_DIRECTION_:
Work out how many lines hold the string "name". The answer is a single number, nothing more.

####

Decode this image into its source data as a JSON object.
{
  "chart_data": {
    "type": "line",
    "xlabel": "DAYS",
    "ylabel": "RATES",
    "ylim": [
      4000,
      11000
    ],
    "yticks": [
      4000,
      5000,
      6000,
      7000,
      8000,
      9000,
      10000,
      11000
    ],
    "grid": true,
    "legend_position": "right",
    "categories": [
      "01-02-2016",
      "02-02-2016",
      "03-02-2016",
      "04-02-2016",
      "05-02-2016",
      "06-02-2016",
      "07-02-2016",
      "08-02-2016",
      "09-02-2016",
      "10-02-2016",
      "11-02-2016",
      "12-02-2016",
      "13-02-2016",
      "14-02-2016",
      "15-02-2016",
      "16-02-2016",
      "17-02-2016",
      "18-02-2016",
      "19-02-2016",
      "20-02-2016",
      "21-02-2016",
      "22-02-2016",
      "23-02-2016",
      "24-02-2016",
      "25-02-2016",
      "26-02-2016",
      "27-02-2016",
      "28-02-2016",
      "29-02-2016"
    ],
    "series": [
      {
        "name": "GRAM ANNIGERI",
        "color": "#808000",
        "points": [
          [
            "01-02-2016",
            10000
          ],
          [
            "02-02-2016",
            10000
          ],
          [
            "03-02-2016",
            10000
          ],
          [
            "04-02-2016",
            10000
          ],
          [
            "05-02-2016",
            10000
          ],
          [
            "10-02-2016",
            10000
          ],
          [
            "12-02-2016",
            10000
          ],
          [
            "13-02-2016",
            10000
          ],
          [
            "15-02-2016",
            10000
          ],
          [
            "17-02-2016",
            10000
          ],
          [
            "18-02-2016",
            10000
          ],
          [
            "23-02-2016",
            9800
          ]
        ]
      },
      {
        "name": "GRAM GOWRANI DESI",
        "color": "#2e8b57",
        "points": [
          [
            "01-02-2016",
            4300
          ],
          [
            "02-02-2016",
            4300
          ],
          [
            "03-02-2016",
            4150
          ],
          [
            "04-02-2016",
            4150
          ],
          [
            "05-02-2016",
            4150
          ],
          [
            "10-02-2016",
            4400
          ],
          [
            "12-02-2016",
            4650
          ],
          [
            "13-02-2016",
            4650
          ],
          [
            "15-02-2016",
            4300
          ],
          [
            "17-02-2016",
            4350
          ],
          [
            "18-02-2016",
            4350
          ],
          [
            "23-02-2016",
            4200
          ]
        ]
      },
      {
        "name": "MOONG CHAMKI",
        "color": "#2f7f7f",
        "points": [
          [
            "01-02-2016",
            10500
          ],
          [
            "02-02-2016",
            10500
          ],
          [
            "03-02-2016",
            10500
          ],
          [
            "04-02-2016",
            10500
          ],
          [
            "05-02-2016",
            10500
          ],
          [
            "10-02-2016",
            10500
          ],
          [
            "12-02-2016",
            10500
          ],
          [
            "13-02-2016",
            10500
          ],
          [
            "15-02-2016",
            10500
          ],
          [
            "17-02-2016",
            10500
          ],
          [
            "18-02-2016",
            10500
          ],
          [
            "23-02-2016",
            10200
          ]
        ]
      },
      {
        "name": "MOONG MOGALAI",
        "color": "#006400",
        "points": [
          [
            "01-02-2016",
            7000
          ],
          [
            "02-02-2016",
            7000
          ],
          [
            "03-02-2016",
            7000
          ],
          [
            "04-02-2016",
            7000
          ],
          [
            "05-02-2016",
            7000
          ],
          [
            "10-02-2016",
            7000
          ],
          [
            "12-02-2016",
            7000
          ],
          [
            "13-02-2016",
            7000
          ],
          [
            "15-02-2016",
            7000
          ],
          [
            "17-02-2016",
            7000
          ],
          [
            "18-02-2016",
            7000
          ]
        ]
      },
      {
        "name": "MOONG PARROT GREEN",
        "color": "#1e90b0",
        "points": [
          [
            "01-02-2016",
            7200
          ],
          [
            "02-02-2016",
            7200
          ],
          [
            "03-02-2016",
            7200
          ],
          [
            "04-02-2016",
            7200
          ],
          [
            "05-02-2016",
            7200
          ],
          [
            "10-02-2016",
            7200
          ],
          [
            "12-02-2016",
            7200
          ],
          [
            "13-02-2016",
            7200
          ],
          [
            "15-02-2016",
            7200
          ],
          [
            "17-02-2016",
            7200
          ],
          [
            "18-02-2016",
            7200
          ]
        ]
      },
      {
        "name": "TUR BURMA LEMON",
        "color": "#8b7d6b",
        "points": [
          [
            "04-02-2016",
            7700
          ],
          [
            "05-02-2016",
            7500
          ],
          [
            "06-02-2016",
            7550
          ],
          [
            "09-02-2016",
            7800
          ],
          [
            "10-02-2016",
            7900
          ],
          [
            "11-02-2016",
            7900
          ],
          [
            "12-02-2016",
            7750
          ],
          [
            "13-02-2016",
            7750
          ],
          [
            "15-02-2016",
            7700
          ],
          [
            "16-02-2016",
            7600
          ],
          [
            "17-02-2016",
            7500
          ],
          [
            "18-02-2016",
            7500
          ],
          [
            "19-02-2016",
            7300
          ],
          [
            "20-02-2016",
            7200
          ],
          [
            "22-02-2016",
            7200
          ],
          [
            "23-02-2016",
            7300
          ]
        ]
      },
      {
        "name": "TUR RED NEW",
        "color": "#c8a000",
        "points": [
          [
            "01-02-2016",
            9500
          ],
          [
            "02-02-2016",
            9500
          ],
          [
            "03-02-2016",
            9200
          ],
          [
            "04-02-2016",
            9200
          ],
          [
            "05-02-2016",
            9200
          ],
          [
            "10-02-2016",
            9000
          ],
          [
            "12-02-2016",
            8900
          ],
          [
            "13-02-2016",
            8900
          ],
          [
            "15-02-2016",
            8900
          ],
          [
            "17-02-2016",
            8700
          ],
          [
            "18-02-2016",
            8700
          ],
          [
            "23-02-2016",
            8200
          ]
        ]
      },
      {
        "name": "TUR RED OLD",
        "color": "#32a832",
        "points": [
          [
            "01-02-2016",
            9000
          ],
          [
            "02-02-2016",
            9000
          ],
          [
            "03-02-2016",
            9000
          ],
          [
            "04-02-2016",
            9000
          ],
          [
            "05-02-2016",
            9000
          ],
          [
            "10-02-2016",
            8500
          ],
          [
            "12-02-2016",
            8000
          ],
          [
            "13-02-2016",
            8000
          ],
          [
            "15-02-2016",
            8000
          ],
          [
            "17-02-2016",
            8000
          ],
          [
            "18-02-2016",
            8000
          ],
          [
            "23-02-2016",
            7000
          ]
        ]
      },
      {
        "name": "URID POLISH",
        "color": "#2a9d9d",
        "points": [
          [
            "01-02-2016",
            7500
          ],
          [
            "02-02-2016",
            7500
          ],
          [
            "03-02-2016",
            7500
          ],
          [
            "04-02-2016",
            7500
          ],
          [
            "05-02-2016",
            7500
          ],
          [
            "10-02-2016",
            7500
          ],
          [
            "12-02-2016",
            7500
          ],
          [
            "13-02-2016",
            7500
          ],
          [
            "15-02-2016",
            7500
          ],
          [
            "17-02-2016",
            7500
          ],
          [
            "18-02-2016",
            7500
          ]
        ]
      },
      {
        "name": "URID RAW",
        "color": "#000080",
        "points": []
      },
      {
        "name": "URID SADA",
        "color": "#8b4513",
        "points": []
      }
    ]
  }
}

####

_EXERCISE ANSWER_:
11